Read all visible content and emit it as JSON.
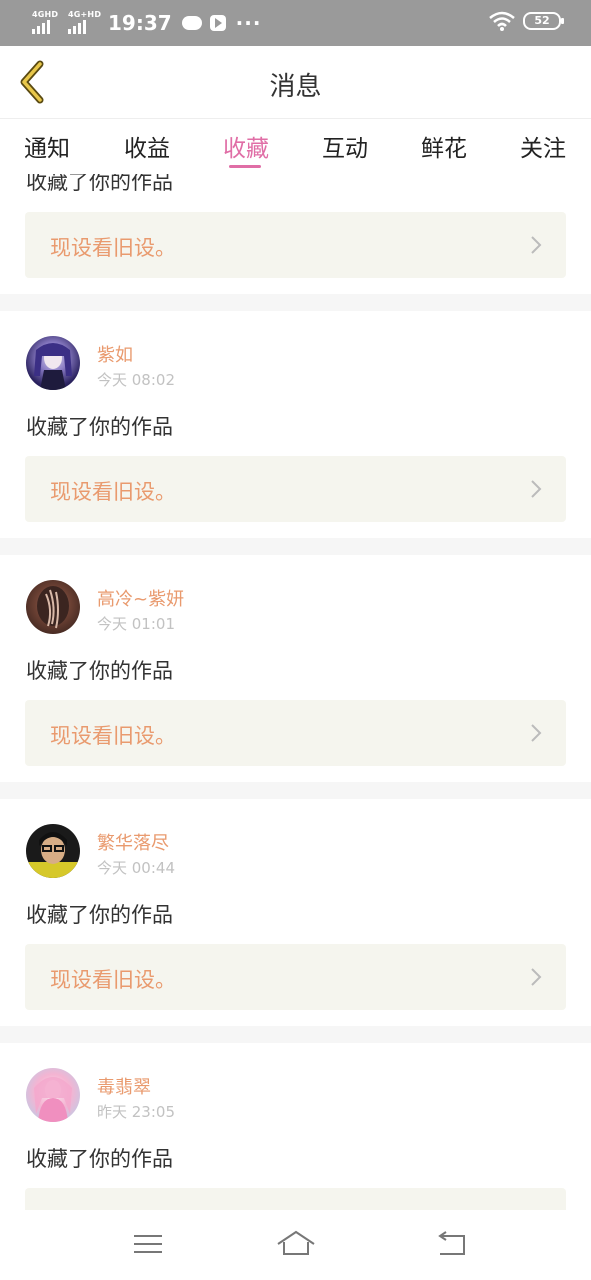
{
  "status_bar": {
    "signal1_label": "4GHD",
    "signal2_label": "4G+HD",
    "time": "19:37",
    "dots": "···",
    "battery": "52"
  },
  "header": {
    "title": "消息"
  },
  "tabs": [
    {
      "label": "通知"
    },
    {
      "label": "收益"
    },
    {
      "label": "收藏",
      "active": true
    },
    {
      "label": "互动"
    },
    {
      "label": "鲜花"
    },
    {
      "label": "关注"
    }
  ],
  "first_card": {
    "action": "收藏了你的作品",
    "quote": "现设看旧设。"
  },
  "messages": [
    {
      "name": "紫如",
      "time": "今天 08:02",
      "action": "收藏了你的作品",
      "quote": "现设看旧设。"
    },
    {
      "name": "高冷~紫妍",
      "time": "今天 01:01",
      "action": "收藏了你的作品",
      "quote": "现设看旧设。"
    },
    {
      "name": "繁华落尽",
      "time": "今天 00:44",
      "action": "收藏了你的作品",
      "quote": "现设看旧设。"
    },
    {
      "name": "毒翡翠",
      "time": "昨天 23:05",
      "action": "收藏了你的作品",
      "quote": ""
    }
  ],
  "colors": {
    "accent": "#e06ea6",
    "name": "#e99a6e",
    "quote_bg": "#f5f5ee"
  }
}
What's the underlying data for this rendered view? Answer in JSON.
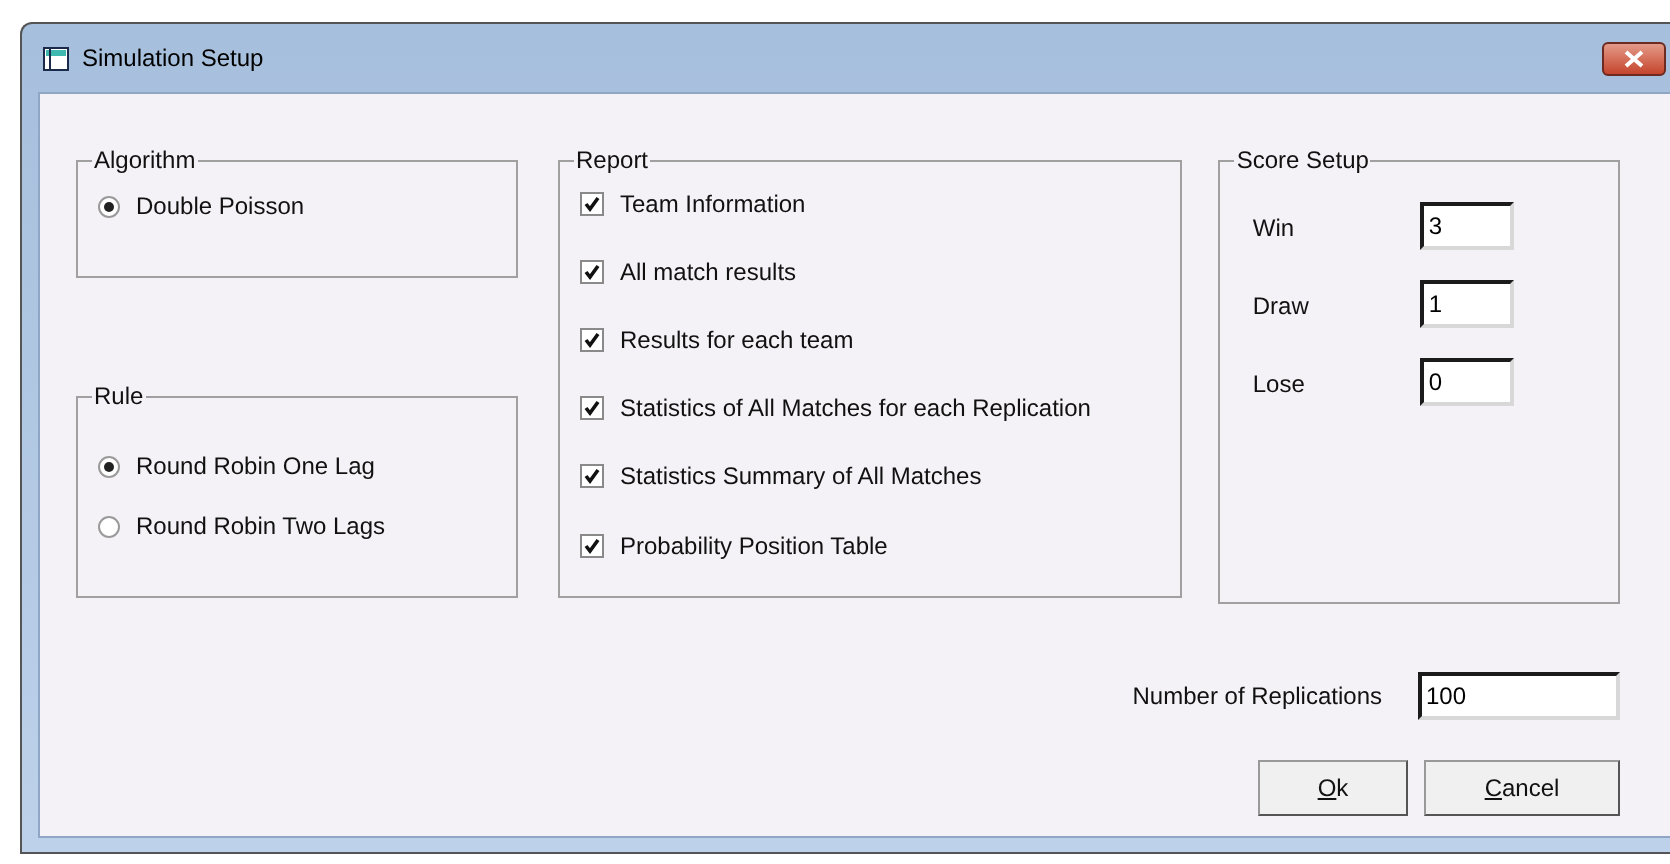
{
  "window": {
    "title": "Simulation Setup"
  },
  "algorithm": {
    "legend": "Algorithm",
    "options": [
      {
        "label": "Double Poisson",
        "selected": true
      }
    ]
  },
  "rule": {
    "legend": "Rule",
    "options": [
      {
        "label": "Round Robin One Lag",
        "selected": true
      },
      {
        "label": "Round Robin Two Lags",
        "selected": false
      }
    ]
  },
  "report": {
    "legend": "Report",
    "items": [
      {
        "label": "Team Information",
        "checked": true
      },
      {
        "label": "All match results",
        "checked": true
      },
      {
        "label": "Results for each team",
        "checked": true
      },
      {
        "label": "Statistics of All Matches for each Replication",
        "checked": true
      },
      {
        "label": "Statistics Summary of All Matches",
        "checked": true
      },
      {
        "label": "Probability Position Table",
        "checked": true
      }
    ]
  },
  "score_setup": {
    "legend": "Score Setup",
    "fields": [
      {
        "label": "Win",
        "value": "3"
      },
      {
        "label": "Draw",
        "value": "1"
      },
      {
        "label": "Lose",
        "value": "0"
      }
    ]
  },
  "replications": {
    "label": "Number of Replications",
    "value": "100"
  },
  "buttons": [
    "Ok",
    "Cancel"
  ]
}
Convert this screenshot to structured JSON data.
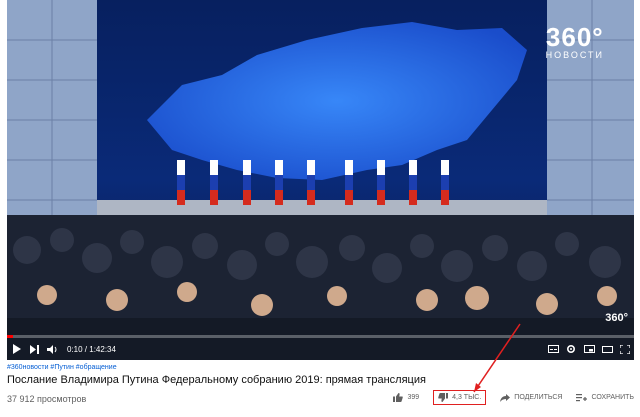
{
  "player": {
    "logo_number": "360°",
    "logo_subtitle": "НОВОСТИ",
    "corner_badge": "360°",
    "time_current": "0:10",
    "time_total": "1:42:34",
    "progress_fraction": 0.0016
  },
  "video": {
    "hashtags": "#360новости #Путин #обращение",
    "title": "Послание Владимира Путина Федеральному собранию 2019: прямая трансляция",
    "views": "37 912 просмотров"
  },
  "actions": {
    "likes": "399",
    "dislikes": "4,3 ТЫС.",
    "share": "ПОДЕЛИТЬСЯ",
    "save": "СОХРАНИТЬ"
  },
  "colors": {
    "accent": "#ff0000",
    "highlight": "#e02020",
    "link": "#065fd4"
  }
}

• OBJECTIVE:
In the entries above, how many lines hold the word "legend"? State the number and nothing else.

• OUTPUT BELOW:
4